- [GIVEN PROBLEM]
Lift every line from the entries that includes the word "ainsi".

[start MATERIAL]

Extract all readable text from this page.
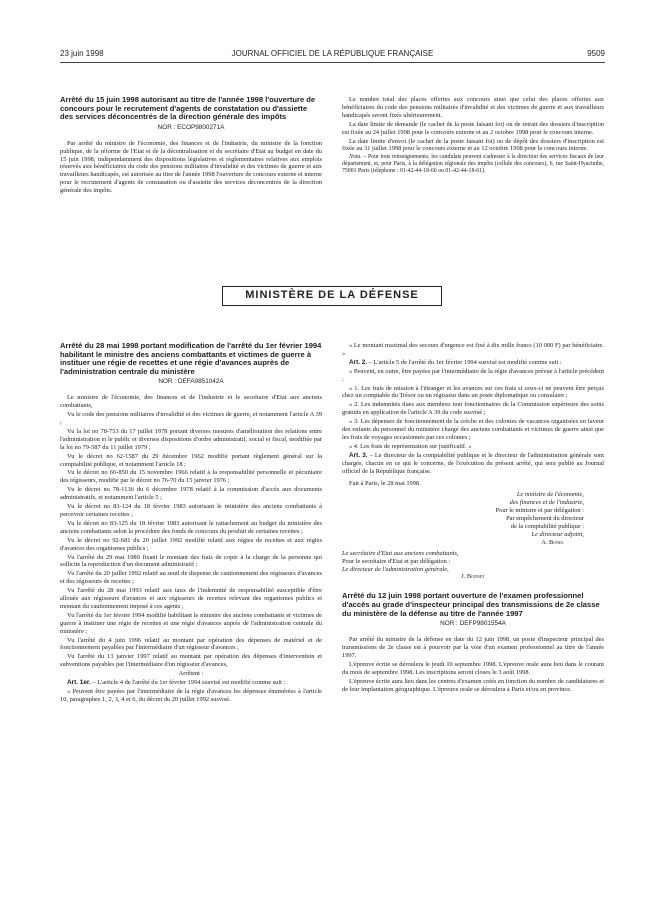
23 juin 1998	JOURNAL OFFICIEL DE LA RÉPUBLIQUE FRANÇAISE	9509

Arrêté du 15 juin 1998 autorisant au titre de l'année 1998 l'ouverture de concours pour le recrutement d'agents de constatation ou d'assiette des services déconcentrés de la direction générale des impôts

NOR : ECOP9800271A

Par arrêté du ministre de l'économie, des finances et de l'industrie, du ministre de la fonction publique, de la réforme de l'Etat et de la décentralisation et du secrétaire d'Etat au budget en date du 15 juin 1998, indépendamment des dispositions législatives et réglementaires relatives aux emplois réservés aux bénéficiaires du code des pensions militaires d'invalidité et des victimes de guerre et aux travailleurs handicapés, est autorisée au titre de l'année 1998 l'ouverture de concours externe et interne pour le recrutement d'agents de constatation ou d'assiette des services déconcentrés de la direction générale des impôts.

Le nombre total des places offertes aux concours ainsi que celui des places offertes aux bénéficiaires du code des pensions militaires d'invalidité et des victimes de guerre et aux travailleurs handicapés seront fixés ultérieurement.

La date limite de demande (le cachet de la poste faisant foi) ou de retrait des dossiers d'inscription est fixée au 24 juillet 1998 pour le concours externe et au 2 octobre 1998 pour le concours interne.

La date limite d'envoi (le cachet de la poste faisant foi) ou de dépôt des dossiers d'inscription est fixée au 31 juillet 1998 pour le concours externe et au 12 octobre 1998 pour le concours interne.

Nota. – Pour tous renseignements, les candidats peuvent s'adresser à la direction des services fiscaux de leur département, et, pour Paris, à la délégation régionale des impôts (cellule des concours), 6, rue Saint-Hyacinthe, 75001 Paris (téléphone : 01-42-44-18-60 ou 01-42-44-18-61).

MINISTÈRE DE LA DÉFENSE

Arrêté du 28 mai 1998 portant modification de l'arrêté du 1er février 1994 habilitant le ministre des anciens combattants et victimes de guerre à instituer une régie de recettes et une régie d'avances auprès de l'administration centrale du ministère

NOR : DEFA9851042A

Le ministre de l'économie, des finances et de l'industrie et le secrétaire d'Etat aux anciens combattants,

Vu le code des pensions militaires d'invalidité et des victimes de guerre, et notamment l'article A 39 ;

Vu la loi no 78-753 du 17 juillet 1978 portant diverses mesures d'amélioration des relations entre l'administration et le public et diverses dispositions d'ordre administratif, social et fiscal, modifiée par la loi no 79-587 du 11 juillet 1979 ;

Vu le décret no 62-1587 du 29 décembre 1962 modifié portant règlement général sur la comptabilité publique, et notamment l'article 18 ;

Vu le décret no 66-850 du 15 novembre 1966 relatif à la responsabilité personnelle et pécuniaire des régisseurs, modifié par le décret no 76-70 du 15 janvier 1976 ;

Vu le décret no 78-1136 du 6 décembre 1978 relatif à la commission d'accès aux documents administratifs, et notamment l'article 5 ;

Vu le décret no 83-124 du 18 février 1983 autorisant le ministère des anciens combattants à percevoir certaines recettes ;

Vu le décret no 83-125 du 18 février 1983 autorisant le rattachement au budget du ministère des anciens combattants selon la procédure des fonds de concours du produit de certaines recettes ;

Vu le décret no 92-681 du 20 juillet 1992 modifié relatif aux régies de recettes et aux régies d'avances des organismes publics ;

Vu l'arrêté du 29 mai 1980 fixant le montant des frais de copie à la charge de la personne qui sollicite la reproduction d'un document administratif ;

Vu l'arrêté du 20 juillet 1992 relatif au seuil de dispense de cautionnement des régisseurs d'avances et des régisseurs de recettes ;

Vu l'arrêté du 28 mai 1993 relatif aux taux de l'indemnité de responsabilité susceptible d'être allouée aux régisseurs d'avances et aux régisseurs de recettes relevant des organismes publics et montant du cautionnement imposé à ces agents ;

Vu l'arrêté du 1er février 1994 modifié habilitant le ministre des anciens combattants et victimes de guerre à instituer une régie de recettes et une régie d'avances auprès de l'administration centrale du ministère ;

Vu l'arrêté du 4 juin 1996 relatif au montant par opération des dépenses de matériel et de fonctionnement payables par l'intermédiaire d'un régisseur d'avances ;

Vu l'arrêté du 13 janvier 1997 relatif au montant par opération des dépenses d'intervention et subventions payables par l'intermédiaire d'un régisseur d'avances,

Arrêtent :

Art. 1er. – L'article 4 de l'arrêté du 1er février 1994 susvisé est modifié comme suit :

« Peuvent être payées par l'intermédiaire de la régie d'avances les dépenses énumérées à l'article 10, paragraphes 1, 2, 3, 4 et 6, du décret du 20 juillet 1992 susvisé.

« Le montant maximal des secours d'urgence est fixé à dix mille francs (10 000 F) par bénéficiaire. »

Art. 2. – L'article 5 de l'arrêté du 1er février 1994 susvisé est modifié comme suit :

« Peuvent, en outre, être payées par l'intermédiaire de la régie d'avances prévue à l'article précédent :

« 1. Les frais de mission à l'étranger et les avances sur ces frais si ceux-ci ne peuvent être perçus chez un comptable du Trésor ou un régisseur dans un poste diplomatique ou consulaire ;

« 2. Les indemnités dues aux membres non fonctionnaires de la Commission supérieure des soins gratuits en application de l'article A 39 du code susvisé ;

« 3. Les dépenses de fonctionnement de la crèche et des colonies de vacances organisées en faveur des enfants du personnel du ministère chargé des anciens combattants et victimes de guerre ainsi que les frais de voyages occasionnés par ces colonies ;

« 4. Les frais de représentation sur justificatif. »

Art. 3. – Le directeur de la comptabilité publique et le directeur de l'administration générale sont chargés, chacun en ce qui le concerne, de l'exécution du présent arrêté, qui sera publié au Journal officiel de la République française.

Fait à Paris, le 28 mai 1998.

Le ministre de l'économie,

des finances et de l'industrie,

Pour le ministre et par délégation :

Par empêchement du directeur

de la comptabilité publique :

Le directeur adjoint,

A. Bonel

Le secrétaire d'Etat aux anciens combattants,

Pour le secrétaire d'Etat et par délégation :

Le directeur de l'administration générale,

J. Bonnet

Arrêté du 12 juin 1998 portant ouverture de l'examen professionnel d'accès au grade d'inspecteur principal des transmissions de 2e classe du ministère de la défense au titre de l'année 1997

NOR : DEFP9801554A

Par arrêté du ministre de la défense en date du 12 juin 1998, un poste d'inspecteur principal des transmissions de 2e classe est à pourvoir par la voie d'un examen professionnel au titre de l'année 1997.

L'épreuve écrite se déroulera le jeudi 10 septembre 1998. L'épreuve orale aura lieu dans le courant du mois de septembre 1998. Les inscriptions seront closes le 3 août 1998.

L'épreuve écrite aura lieu dans les centres d'examen créés en fonction du nombre de candidatures et de leur implantation géographique. L'épreuve orale se déroulera à Paris et/ou en province.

[end MATERIAL]

- [EXPECTED OUTPUT]
Le nombre total des places offertes aux concours ainsi que celui des places offertes aux bénéficiaires du code des pensions militaires d'invalidité et des victimes de guerre et aux travailleurs handicapés seront fixés ultérieurement.
« 3. Les dépenses de fonctionnement de la crèche et des colonies de vacances organisées en faveur des enfants du personnel du ministère chargé des anciens combattants et victimes de guerre ainsi que les frais de voyages occasionnés par ces colonies ;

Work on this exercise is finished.